**Goal**
Can you print everything in the data from its first line down to and including the line containing "block-button[interactable]: ブロック [284,226,404,309]", unchanged?

**Recorded information**

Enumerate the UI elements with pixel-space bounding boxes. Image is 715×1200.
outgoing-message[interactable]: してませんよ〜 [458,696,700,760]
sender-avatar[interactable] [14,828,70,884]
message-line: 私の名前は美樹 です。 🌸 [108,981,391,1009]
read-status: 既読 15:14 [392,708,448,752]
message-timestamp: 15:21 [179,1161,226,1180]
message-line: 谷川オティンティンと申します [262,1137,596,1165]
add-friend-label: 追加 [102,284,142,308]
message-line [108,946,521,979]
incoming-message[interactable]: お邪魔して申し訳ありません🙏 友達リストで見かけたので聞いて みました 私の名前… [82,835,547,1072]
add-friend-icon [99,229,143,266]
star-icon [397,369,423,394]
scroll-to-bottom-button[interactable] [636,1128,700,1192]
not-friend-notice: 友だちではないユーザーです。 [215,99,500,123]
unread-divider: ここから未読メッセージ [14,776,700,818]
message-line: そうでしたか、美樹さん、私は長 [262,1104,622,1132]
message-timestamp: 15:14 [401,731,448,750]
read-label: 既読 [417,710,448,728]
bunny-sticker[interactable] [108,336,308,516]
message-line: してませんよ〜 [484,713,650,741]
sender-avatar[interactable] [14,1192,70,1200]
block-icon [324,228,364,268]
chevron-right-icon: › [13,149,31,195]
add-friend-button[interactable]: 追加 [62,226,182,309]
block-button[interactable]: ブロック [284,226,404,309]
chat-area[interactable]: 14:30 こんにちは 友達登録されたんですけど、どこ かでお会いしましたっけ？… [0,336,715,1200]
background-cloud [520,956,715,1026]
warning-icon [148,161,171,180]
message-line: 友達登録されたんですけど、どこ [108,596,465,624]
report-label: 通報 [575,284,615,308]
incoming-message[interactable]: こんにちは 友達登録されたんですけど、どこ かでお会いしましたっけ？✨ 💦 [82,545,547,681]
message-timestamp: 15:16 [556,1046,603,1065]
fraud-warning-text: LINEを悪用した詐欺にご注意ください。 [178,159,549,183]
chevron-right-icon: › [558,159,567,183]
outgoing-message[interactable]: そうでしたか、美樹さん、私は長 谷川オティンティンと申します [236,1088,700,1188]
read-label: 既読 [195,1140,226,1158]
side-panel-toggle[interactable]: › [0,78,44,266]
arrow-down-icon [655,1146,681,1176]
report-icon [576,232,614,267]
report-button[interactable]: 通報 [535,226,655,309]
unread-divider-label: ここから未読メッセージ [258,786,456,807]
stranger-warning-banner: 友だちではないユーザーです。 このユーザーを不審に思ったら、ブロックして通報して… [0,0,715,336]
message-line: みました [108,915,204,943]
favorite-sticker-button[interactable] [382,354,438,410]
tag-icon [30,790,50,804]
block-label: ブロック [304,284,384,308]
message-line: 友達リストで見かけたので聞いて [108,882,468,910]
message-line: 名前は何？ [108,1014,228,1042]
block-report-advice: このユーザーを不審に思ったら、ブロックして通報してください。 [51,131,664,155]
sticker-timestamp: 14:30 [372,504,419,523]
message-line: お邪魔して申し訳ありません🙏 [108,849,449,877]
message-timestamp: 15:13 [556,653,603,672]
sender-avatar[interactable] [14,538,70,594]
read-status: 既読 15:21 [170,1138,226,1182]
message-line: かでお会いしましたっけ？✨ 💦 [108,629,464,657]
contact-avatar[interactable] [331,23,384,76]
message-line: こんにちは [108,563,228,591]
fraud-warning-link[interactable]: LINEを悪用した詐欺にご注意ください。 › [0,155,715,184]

**Solution**
Enumerate the UI elements with pixel-space bounding boxes. Image is 715×1200.
outgoing-message[interactable]: してませんよ〜 [458,696,700,760]
sender-avatar[interactable] [14,828,70,884]
message-line: 私の名前は美樹 です。 🌸 [108,981,391,1009]
read-status: 既読 15:14 [392,708,448,752]
message-timestamp: 15:21 [179,1161,226,1180]
message-line: 谷川オティンティンと申します [262,1137,596,1165]
add-friend-label: 追加 [102,284,142,308]
message-line [108,946,521,979]
incoming-message[interactable]: お邪魔して申し訳ありません🙏 友達リストで見かけたので聞いて みました 私の名前… [82,835,547,1072]
add-friend-icon [99,229,143,266]
star-icon [397,369,423,394]
scroll-to-bottom-button[interactable] [636,1128,700,1192]
not-friend-notice: 友だちではないユーザーです。 [215,99,500,123]
unread-divider: ここから未読メッセージ [14,776,700,818]
message-line: そうでしたか、美樹さん、私は長 [262,1104,622,1132]
message-timestamp: 15:14 [401,731,448,750]
read-label: 既読 [417,710,448,728]
bunny-sticker[interactable] [108,336,308,516]
message-line: してませんよ〜 [484,713,650,741]
sender-avatar[interactable] [14,1192,70,1200]
block-icon [324,228,364,268]
chevron-right-icon: › [13,149,31,195]
add-friend-button[interactable]: 追加 [62,226,182,309]
block-button[interactable]: ブロック [284,226,404,309]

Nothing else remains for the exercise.